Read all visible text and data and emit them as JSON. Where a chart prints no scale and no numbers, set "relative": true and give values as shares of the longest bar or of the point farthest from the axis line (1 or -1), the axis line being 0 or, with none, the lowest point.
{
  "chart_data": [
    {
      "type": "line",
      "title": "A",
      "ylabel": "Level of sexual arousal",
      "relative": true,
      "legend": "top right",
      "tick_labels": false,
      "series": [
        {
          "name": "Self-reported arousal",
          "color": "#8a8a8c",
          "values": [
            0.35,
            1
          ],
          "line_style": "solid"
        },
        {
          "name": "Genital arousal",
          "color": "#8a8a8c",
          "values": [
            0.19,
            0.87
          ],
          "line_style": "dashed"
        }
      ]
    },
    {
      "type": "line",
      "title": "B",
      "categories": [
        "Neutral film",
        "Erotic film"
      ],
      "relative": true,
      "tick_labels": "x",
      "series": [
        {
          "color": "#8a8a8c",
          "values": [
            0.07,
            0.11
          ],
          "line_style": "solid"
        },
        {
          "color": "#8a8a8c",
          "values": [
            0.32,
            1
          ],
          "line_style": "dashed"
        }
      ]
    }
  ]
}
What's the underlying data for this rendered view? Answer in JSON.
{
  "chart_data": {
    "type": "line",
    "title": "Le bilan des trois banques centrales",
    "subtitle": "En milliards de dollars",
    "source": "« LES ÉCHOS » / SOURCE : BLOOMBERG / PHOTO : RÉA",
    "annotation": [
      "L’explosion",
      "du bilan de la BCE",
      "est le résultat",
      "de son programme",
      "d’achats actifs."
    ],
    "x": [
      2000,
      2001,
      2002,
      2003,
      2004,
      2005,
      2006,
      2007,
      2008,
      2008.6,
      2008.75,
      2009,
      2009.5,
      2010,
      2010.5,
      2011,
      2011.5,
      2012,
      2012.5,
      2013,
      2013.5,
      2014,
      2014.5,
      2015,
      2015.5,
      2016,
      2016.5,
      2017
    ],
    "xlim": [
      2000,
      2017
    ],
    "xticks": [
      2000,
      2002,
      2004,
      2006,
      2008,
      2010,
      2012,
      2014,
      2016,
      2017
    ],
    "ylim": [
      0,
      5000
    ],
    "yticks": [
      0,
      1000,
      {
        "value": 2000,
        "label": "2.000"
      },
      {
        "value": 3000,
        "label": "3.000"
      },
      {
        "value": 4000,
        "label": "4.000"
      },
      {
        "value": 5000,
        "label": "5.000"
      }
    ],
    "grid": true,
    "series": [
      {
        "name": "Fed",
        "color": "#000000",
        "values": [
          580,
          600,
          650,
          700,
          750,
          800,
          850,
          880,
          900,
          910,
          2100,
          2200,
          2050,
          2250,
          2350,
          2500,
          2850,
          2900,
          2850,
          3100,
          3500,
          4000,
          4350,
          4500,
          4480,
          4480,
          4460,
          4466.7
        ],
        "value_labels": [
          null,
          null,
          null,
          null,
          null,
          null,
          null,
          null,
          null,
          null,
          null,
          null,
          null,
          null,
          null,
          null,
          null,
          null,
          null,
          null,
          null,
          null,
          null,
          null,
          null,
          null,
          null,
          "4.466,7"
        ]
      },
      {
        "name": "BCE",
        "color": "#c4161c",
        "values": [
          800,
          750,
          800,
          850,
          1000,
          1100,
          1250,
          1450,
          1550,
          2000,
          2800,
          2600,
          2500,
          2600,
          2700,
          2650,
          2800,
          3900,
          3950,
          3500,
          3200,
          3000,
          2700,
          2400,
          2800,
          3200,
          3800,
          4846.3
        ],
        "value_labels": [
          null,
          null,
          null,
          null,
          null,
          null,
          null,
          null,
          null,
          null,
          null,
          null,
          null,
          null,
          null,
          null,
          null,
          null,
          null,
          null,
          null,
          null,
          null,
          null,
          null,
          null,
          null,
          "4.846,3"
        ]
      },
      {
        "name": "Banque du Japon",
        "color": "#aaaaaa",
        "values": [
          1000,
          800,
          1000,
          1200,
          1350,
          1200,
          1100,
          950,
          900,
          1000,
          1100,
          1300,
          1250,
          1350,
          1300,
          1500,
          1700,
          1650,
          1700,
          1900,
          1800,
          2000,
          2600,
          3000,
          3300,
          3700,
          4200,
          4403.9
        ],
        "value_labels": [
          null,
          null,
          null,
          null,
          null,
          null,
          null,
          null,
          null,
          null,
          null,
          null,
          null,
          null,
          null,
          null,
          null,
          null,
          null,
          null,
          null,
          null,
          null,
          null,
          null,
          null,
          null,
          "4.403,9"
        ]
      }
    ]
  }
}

------------------------------

Going through the entries above, report how many lines include the string "arousal". The number alone is the answer.

TASK SOLUTION: 3